## START

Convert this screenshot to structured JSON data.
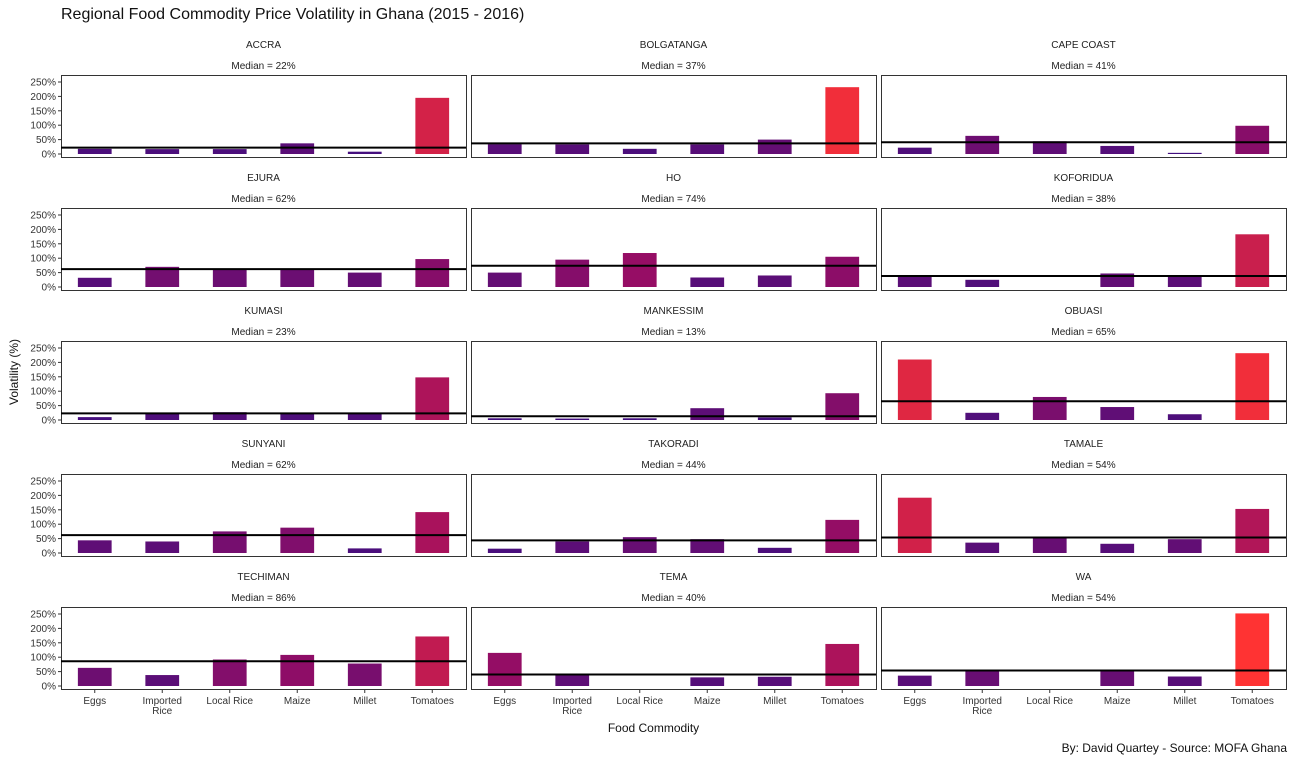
{
  "chart_data": {
    "type": "bar",
    "title": "Regional Food Commodity Price Volatility in Ghana (2015 - 2016)",
    "xlabel": "Food Commodity",
    "ylabel": "Volatility (%)",
    "caption": "By: David Quartey - Source: MOFA Ghana",
    "categories": [
      "Eggs",
      "Imported Rice",
      "Local Rice",
      "Maize",
      "Millet",
      "Tomatoes"
    ],
    "yticks": [
      "0%",
      "50%",
      "100%",
      "150%",
      "200%",
      "250%"
    ],
    "ylim": [
      0,
      250
    ],
    "grid": false,
    "color_scale": {
      "low": "#3f0f80",
      "mid": "#9b0d63",
      "high": "#ff3333"
    },
    "panels": [
      {
        "region": "ACCRA",
        "median_label": "Median = 22%",
        "median": 22,
        "values": [
          18,
          17,
          17,
          37,
          8,
          195
        ]
      },
      {
        "region": "BOLGATANGA",
        "median_label": "Median = 37%",
        "median": 37,
        "values": [
          34,
          33,
          18,
          33,
          50,
          232
        ]
      },
      {
        "region": "CAPE COAST",
        "median_label": "Median = 41%",
        "median": 41,
        "values": [
          22,
          63,
          44,
          28,
          4,
          98
        ]
      },
      {
        "region": "EJURA",
        "median_label": "Median = 62%",
        "median": 62,
        "values": [
          32,
          70,
          60,
          60,
          50,
          97
        ]
      },
      {
        "region": "HO",
        "median_label": "Median = 74%",
        "median": 74,
        "values": [
          50,
          95,
          118,
          33,
          40,
          105
        ]
      },
      {
        "region": "KOFORIDUA",
        "median_label": "Median = 38%",
        "median": 38,
        "values": [
          38,
          25,
          null,
          47,
          38,
          183
        ]
      },
      {
        "region": "KUMASI",
        "median_label": "Median = 23%",
        "median": 23,
        "values": [
          10,
          22,
          27,
          21,
          23,
          148
        ]
      },
      {
        "region": "MANKESSIM",
        "median_label": "Median = 13%",
        "median": 13,
        "values": [
          6,
          5,
          6,
          41,
          9,
          93
        ]
      },
      {
        "region": "OBUASI",
        "median_label": "Median = 65%",
        "median": 65,
        "values": [
          210,
          25,
          80,
          45,
          20,
          232
        ]
      },
      {
        "region": "SUNYANI",
        "median_label": "Median = 62%",
        "median": 62,
        "values": [
          44,
          40,
          75,
          88,
          16,
          142
        ]
      },
      {
        "region": "TAKORADI",
        "median_label": "Median = 44%",
        "median": 44,
        "values": [
          15,
          40,
          55,
          48,
          18,
          115
        ]
      },
      {
        "region": "TAMALE",
        "median_label": "Median = 54%",
        "median": 54,
        "values": [
          192,
          36,
          55,
          32,
          48,
          153
        ]
      },
      {
        "region": "TECHIMAN",
        "median_label": "Median = 86%",
        "median": 86,
        "values": [
          63,
          38,
          92,
          108,
          78,
          172
        ]
      },
      {
        "region": "TEMA",
        "median_label": "Median = 40%",
        "median": 40,
        "values": [
          115,
          42,
          null,
          30,
          32,
          146
        ]
      },
      {
        "region": "WA",
        "median_label": "Median = 54%",
        "median": 54,
        "values": [
          36,
          56,
          null,
          54,
          33,
          252
        ]
      }
    ]
  }
}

## END

Look through the data above. Copy every line with the string "Volatility" in it.

* Written solution *
    "title": "Regional Food Commodity Price Volatility in Ghana (2015 - 2016)",
    "ylabel": "Volatility (%)",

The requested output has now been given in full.